**Your goal:**
Extract all of the entries and set them down verbatim.
[start of Data for the task]
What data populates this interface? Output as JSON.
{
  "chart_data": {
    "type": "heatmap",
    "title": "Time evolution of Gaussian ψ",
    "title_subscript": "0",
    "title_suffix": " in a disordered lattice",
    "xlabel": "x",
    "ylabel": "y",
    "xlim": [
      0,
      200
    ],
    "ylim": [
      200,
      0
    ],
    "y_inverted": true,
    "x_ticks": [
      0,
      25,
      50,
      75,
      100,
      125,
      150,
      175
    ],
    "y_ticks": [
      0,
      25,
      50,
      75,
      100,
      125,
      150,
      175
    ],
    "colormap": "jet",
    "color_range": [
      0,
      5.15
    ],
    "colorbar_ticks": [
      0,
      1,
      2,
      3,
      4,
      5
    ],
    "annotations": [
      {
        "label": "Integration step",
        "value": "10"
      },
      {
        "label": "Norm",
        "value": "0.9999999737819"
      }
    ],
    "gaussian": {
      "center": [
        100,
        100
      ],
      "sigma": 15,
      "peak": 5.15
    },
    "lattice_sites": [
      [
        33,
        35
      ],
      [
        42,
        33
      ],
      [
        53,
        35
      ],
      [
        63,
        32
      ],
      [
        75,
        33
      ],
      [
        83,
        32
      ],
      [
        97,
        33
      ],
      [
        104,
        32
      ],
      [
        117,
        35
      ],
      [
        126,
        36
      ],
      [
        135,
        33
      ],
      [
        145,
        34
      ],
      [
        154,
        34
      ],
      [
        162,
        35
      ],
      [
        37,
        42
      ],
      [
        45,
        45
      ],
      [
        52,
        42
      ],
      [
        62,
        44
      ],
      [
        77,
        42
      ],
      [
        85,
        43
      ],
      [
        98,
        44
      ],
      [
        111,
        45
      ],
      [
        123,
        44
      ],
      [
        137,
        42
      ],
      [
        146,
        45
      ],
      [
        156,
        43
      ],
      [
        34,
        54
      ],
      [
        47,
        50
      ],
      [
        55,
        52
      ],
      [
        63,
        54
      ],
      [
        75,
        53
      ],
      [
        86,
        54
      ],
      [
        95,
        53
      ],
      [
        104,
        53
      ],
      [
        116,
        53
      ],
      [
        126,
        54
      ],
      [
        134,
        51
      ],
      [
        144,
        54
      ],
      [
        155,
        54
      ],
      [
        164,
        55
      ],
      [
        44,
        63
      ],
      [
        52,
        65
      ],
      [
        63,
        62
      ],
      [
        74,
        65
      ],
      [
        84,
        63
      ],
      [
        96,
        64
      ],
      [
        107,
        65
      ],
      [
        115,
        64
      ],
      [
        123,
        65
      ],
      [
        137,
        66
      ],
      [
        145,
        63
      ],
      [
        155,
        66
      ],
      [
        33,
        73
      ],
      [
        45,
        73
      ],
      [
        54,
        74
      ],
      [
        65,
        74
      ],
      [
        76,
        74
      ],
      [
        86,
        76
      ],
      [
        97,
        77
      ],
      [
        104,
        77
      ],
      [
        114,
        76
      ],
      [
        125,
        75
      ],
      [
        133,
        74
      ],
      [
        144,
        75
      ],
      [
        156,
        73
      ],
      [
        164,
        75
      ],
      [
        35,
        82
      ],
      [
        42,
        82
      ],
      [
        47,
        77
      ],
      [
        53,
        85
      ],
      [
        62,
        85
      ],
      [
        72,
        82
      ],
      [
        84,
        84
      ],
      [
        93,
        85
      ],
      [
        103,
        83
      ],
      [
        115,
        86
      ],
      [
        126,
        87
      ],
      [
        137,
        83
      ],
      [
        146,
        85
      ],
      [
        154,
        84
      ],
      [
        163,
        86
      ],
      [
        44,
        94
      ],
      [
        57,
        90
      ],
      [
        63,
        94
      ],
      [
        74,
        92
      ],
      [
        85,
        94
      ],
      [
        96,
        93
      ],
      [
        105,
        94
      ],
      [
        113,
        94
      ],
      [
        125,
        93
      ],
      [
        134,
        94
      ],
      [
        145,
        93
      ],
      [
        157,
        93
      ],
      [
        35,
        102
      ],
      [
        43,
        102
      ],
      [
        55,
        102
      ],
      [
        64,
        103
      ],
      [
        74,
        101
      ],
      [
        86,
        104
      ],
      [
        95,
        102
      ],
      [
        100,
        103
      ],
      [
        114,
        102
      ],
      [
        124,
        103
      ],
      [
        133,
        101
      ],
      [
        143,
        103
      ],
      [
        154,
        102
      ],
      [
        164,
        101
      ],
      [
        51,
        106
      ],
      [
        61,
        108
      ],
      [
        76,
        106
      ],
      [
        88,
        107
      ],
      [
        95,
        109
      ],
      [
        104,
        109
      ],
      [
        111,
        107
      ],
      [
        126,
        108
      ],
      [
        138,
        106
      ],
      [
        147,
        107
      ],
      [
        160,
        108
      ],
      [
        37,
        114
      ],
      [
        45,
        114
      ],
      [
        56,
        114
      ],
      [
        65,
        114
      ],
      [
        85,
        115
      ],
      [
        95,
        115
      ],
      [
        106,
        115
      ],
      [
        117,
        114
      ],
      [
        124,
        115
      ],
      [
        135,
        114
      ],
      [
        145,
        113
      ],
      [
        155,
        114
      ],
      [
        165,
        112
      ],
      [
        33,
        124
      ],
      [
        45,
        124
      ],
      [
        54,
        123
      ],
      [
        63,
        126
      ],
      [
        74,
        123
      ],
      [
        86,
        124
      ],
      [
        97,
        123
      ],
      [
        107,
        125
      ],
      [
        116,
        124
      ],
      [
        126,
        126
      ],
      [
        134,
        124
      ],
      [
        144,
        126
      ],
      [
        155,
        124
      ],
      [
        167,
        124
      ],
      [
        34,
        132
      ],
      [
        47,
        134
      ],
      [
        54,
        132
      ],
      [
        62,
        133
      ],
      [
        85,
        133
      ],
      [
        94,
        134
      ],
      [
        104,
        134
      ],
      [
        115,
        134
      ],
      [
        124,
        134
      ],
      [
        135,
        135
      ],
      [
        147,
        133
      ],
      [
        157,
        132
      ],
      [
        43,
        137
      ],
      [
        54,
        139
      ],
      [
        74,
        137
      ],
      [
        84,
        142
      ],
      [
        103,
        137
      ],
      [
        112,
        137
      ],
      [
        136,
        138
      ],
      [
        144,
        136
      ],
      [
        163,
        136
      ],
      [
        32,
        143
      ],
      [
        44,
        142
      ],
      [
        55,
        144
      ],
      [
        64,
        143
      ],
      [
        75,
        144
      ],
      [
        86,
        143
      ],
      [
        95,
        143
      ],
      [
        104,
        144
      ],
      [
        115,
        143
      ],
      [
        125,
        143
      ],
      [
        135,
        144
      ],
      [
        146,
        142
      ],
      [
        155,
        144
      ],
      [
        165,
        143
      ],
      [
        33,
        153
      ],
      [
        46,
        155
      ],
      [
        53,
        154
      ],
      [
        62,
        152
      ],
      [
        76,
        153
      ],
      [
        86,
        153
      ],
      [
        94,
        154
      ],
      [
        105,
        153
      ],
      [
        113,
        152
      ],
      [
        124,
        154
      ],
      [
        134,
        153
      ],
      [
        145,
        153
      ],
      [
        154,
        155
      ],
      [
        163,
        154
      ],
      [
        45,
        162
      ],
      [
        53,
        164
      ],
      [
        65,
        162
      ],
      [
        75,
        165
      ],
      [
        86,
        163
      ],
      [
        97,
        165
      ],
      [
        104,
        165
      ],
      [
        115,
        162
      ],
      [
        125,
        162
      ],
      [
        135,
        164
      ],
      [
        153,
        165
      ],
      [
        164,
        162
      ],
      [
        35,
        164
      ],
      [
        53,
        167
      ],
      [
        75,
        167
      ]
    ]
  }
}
[end of Data for the task]
**Reply to the task:**
What data populates this interface? Output as JSON.
{
  "chart_data": {
    "type": "heatmap",
    "title": "Time evolution of Gaussian ψ",
    "title_subscript": "0",
    "title_suffix": " in a disordered lattice",
    "xlabel": "x",
    "ylabel": "y",
    "xlim": [
      0,
      200
    ],
    "ylim": [
      200,
      0
    ],
    "y_inverted": true,
    "x_ticks": [
      0,
      25,
      50,
      75,
      100,
      125,
      150,
      175
    ],
    "y_ticks": [
      0,
      25,
      50,
      75,
      100,
      125,
      150,
      175
    ],
    "colormap": "jet",
    "color_range": [
      0,
      5.15
    ],
    "colorbar_ticks": [
      0,
      1,
      2,
      3,
      4,
      5
    ],
    "annotations": [
      {
        "label": "Integration step",
        "value": "10"
      },
      {
        "label": "Norm",
        "value": "0.9999999737819"
      }
    ],
    "gaussian": {
      "center": [
        100,
        100
      ],
      "sigma": 15,
      "peak": 5.15
    },
    "lattice_sites": [
      [
        33,
        35
      ],
      [
        42,
        33
      ],
      [
        53,
        35
      ],
      [
        63,
        32
      ],
      [
        75,
        33
      ],
      [
        83,
        32
      ],
      [
        97,
        33
      ],
      [
        104,
        32
      ],
      [
        117,
        35
      ],
      [
        126,
        36
      ],
      [
        135,
        33
      ],
      [
        145,
        34
      ],
      [
        154,
        34
      ],
      [
        162,
        35
      ],
      [
        37,
        42
      ],
      [
        45,
        45
      ],
      [
        52,
        42
      ],
      [
        62,
        44
      ],
      [
        77,
        42
      ],
      [
        85,
        43
      ],
      [
        98,
        44
      ],
      [
        111,
        45
      ],
      [
        123,
        44
      ],
      [
        137,
        42
      ],
      [
        146,
        45
      ],
      [
        156,
        43
      ],
      [
        34,
        54
      ],
      [
        47,
        50
      ],
      [
        55,
        52
      ],
      [
        63,
        54
      ],
      [
        75,
        53
      ],
      [
        86,
        54
      ],
      [
        95,
        53
      ],
      [
        104,
        53
      ],
      [
        116,
        53
      ],
      [
        126,
        54
      ],
      [
        134,
        51
      ],
      [
        144,
        54
      ],
      [
        155,
        54
      ],
      [
        164,
        55
      ],
      [
        44,
        63
      ],
      [
        52,
        65
      ],
      [
        63,
        62
      ],
      [
        74,
        65
      ],
      [
        84,
        63
      ],
      [
        96,
        64
      ],
      [
        107,
        65
      ],
      [
        115,
        64
      ],
      [
        123,
        65
      ],
      [
        137,
        66
      ],
      [
        145,
        63
      ],
      [
        155,
        66
      ],
      [
        33,
        73
      ],
      [
        45,
        73
      ],
      [
        54,
        74
      ],
      [
        65,
        74
      ],
      [
        76,
        74
      ],
      [
        86,
        76
      ],
      [
        97,
        77
      ],
      [
        104,
        77
      ],
      [
        114,
        76
      ],
      [
        125,
        75
      ],
      [
        133,
        74
      ],
      [
        144,
        75
      ],
      [
        156,
        73
      ],
      [
        164,
        75
      ],
      [
        35,
        82
      ],
      [
        42,
        82
      ],
      [
        47,
        77
      ],
      [
        53,
        85
      ],
      [
        62,
        85
      ],
      [
        72,
        82
      ],
      [
        84,
        84
      ],
      [
        93,
        85
      ],
      [
        103,
        83
      ],
      [
        115,
        86
      ],
      [
        126,
        87
      ],
      [
        137,
        83
      ],
      [
        146,
        85
      ],
      [
        154,
        84
      ],
      [
        163,
        86
      ],
      [
        44,
        94
      ],
      [
        57,
        90
      ],
      [
        63,
        94
      ],
      [
        74,
        92
      ],
      [
        85,
        94
      ],
      [
        96,
        93
      ],
      [
        105,
        94
      ],
      [
        113,
        94
      ],
      [
        125,
        93
      ],
      [
        134,
        94
      ],
      [
        145,
        93
      ],
      [
        157,
        93
      ],
      [
        35,
        102
      ],
      [
        43,
        102
      ],
      [
        55,
        102
      ],
      [
        64,
        103
      ],
      [
        74,
        101
      ],
      [
        86,
        104
      ],
      [
        95,
        102
      ],
      [
        100,
        103
      ],
      [
        114,
        102
      ],
      [
        124,
        103
      ],
      [
        133,
        101
      ],
      [
        143,
        103
      ],
      [
        154,
        102
      ],
      [
        164,
        101
      ],
      [
        51,
        106
      ],
      [
        61,
        108
      ],
      [
        76,
        106
      ],
      [
        88,
        107
      ],
      [
        95,
        109
      ],
      [
        104,
        109
      ],
      [
        111,
        107
      ],
      [
        126,
        108
      ],
      [
        138,
        106
      ],
      [
        147,
        107
      ],
      [
        160,
        108
      ],
      [
        37,
        114
      ],
      [
        45,
        114
      ],
      [
        56,
        114
      ],
      [
        65,
        114
      ],
      [
        85,
        115
      ],
      [
        95,
        115
      ],
      [
        106,
        115
      ],
      [
        117,
        114
      ],
      [
        124,
        115
      ],
      [
        135,
        114
      ],
      [
        145,
        113
      ],
      [
        155,
        114
      ],
      [
        165,
        112
      ],
      [
        33,
        124
      ],
      [
        45,
        124
      ],
      [
        54,
        123
      ],
      [
        63,
        126
      ],
      [
        74,
        123
      ],
      [
        86,
        124
      ],
      [
        97,
        123
      ],
      [
        107,
        125
      ],
      [
        116,
        124
      ],
      [
        126,
        126
      ],
      [
        134,
        124
      ],
      [
        144,
        126
      ],
      [
        155,
        124
      ],
      [
        167,
        124
      ],
      [
        34,
        132
      ],
      [
        47,
        134
      ],
      [
        54,
        132
      ],
      [
        62,
        133
      ],
      [
        85,
        133
      ],
      [
        94,
        134
      ],
      [
        104,
        134
      ],
      [
        115,
        134
      ],
      [
        124,
        134
      ],
      [
        135,
        135
      ],
      [
        147,
        133
      ],
      [
        157,
        132
      ],
      [
        43,
        137
      ],
      [
        54,
        139
      ],
      [
        74,
        137
      ],
      [
        84,
        142
      ],
      [
        103,
        137
      ],
      [
        112,
        137
      ],
      [
        136,
        138
      ],
      [
        144,
        136
      ],
      [
        163,
        136
      ],
      [
        32,
        143
      ],
      [
        44,
        142
      ],
      [
        55,
        144
      ],
      [
        64,
        143
      ],
      [
        75,
        144
      ],
      [
        86,
        143
      ],
      [
        95,
        143
      ],
      [
        104,
        144
      ],
      [
        115,
        143
      ],
      [
        125,
        143
      ],
      [
        135,
        144
      ],
      [
        146,
        142
      ],
      [
        155,
        144
      ],
      [
        165,
        143
      ],
      [
        33,
        153
      ],
      [
        46,
        155
      ],
      [
        53,
        154
      ],
      [
        62,
        152
      ],
      [
        76,
        153
      ],
      [
        86,
        153
      ],
      [
        94,
        154
      ],
      [
        105,
        153
      ],
      [
        113,
        152
      ],
      [
        124,
        154
      ],
      [
        134,
        153
      ],
      [
        145,
        153
      ],
      [
        154,
        155
      ],
      [
        163,
        154
      ],
      [
        45,
        162
      ],
      [
        53,
        164
      ],
      [
        65,
        162
      ],
      [
        75,
        165
      ],
      [
        86,
        163
      ],
      [
        97,
        165
      ],
      [
        104,
        165
      ],
      [
        115,
        162
      ],
      [
        125,
        162
      ],
      [
        135,
        164
      ],
      [
        153,
        165
      ],
      [
        164,
        162
      ],
      [
        35,
        164
      ],
      [
        53,
        167
      ],
      [
        75,
        167
      ]
    ]
  }
}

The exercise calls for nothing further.